[Collected data entries]
......

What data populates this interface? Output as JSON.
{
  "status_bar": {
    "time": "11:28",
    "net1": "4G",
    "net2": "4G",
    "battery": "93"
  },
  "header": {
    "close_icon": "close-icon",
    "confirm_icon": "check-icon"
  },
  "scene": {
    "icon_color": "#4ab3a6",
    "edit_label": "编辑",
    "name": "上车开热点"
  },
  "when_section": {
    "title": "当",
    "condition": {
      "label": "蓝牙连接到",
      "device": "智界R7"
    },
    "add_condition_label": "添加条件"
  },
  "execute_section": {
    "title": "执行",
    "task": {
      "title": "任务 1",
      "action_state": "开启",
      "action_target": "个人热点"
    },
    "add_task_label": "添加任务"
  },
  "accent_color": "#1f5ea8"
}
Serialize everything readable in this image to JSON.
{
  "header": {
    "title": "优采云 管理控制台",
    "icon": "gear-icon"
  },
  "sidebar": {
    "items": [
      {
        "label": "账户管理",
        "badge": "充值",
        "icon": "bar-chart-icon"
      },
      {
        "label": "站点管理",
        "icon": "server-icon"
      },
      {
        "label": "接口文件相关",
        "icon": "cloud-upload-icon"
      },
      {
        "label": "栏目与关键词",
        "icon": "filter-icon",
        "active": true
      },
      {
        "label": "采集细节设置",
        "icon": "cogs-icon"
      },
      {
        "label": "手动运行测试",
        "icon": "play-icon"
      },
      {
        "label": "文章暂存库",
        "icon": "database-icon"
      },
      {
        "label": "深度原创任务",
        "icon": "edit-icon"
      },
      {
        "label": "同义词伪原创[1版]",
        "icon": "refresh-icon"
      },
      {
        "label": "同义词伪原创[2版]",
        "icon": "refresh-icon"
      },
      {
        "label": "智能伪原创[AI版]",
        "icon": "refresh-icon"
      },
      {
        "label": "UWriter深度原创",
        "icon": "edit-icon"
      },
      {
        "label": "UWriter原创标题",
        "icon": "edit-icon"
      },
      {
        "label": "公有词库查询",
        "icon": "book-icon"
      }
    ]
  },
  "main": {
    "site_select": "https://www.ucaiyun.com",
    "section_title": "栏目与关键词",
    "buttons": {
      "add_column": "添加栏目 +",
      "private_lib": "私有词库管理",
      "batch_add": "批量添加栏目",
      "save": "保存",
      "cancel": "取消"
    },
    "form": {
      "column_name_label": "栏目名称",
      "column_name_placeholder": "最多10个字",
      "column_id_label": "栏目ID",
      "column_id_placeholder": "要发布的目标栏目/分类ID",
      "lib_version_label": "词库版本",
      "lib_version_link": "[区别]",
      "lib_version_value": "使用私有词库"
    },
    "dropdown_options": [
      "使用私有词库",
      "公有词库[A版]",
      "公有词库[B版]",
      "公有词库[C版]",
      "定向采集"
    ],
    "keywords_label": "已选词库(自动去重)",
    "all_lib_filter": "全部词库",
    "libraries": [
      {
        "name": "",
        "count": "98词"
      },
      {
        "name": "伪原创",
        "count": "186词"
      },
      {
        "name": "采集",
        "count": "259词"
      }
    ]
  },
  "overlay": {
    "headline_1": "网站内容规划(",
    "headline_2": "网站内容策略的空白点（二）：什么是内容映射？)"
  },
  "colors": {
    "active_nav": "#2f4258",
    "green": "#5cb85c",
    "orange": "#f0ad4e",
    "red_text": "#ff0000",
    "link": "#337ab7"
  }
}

......

**Set problem:** Print every record above exactly as written.

**Output of the task:**
What data populates this interface? Output as JSON.
{
  "status_bar": {
    "time": "11:28",
    "net1": "4G",
    "net2": "4G",
    "battery": "93"
  },
  "header": {
    "close_icon": "close-icon",
    "confirm_icon": "check-icon"
  },
  "scene": {
    "icon_color": "#4ab3a6",
    "edit_label": "编辑",
    "name": "上车开热点"
  },
  "when_section": {
    "title": "当",
    "condition": {
      "label": "蓝牙连接到",
      "device": "智界R7"
    },
    "add_condition_label": "添加条件"
  },
  "execute_section": {
    "title": "执行",
    "task": {
      "title": "任务 1",
      "action_state": "开启",
      "action_target": "个人热点"
    },
    "add_task_label": "添加任务"
  },
  "accent_color": "#1f5ea8"
}
Serialize everything readable in this image to JSON.
{
  "header": {
    "title": "优采云 管理控制台",
    "icon": "gear-icon"
  },
  "sidebar": {
    "items": [
      {
        "label": "账户管理",
        "badge": "充值",
        "icon": "bar-chart-icon"
      },
      {
        "label": "站点管理",
        "icon": "server-icon"
      },
      {
        "label": "接口文件相关",
        "icon": "cloud-upload-icon"
      },
      {
        "label": "栏目与关键词",
        "icon": "filter-icon",
        "active": true
      },
      {
        "label": "采集细节设置",
        "icon": "cogs-icon"
      },
      {
        "label": "手动运行测试",
        "icon": "play-icon"
      },
      {
        "label": "文章暂存库",
        "icon": "database-icon"
      },
      {
        "label": "深度原创任务",
        "icon": "edit-icon"
      },
      {
        "label": "同义词伪原创[1版]",
        "icon": "refresh-icon"
      },
      {
        "label": "同义词伪原创[2版]",
        "icon": "refresh-icon"
      },
      {
        "label": "智能伪原创[AI版]",
        "icon": "refresh-icon"
      },
      {
        "label": "UWriter深度原创",
        "icon": "edit-icon"
      },
      {
        "label": "UWriter原创标题",
        "icon": "edit-icon"
      },
      {
        "label": "公有词库查询",
        "icon": "book-icon"
      }
    ]
  },
  "main": {
    "site_select": "https://www.ucaiyun.com",
    "section_title": "栏目与关键词",
    "buttons": {
      "add_column": "添加栏目 +",
      "private_lib": "私有词库管理",
      "batch_add": "批量添加栏目",
      "save": "保存",
      "cancel": "取消"
    },
    "form": {
      "column_name_label": "栏目名称",
      "column_name_placeholder": "最多10个字",
      "column_id_label": "栏目ID",
      "column_id_placeholder": "要发布的目标栏目/分类ID",
      "lib_version_label": "词库版本",
      "lib_version_link": "[区别]",
      "lib_version_value": "使用私有词库"
    },
    "dropdown_options": [
      "使用私有词库",
      "公有词库[A版]",
      "公有词库[B版]",
      "公有词库[C版]",
      "定向采集"
    ],
    "keywords_label": "已选词库(自动去重)",
    "all_lib_filter": "全部词库",
    "libraries": [
      {
        "name": "",
        "count": "98词"
      },
      {
        "name": "伪原创",
        "count": "186词"
      },
      {
        "name": "采集",
        "count": "259词"
      }
    ]
  },
  "overlay": {
    "headline_1": "网站内容规划(",
    "headline_2": "网站内容策略的空白点（二）：什么是内容映射？)"
  },
  "colors": {
    "active_nav": "#2f4258",
    "green": "#5cb85c",
    "orange": "#f0ad4e",
    "red_text": "#ff0000",
    "link": "#337ab7"
  }
}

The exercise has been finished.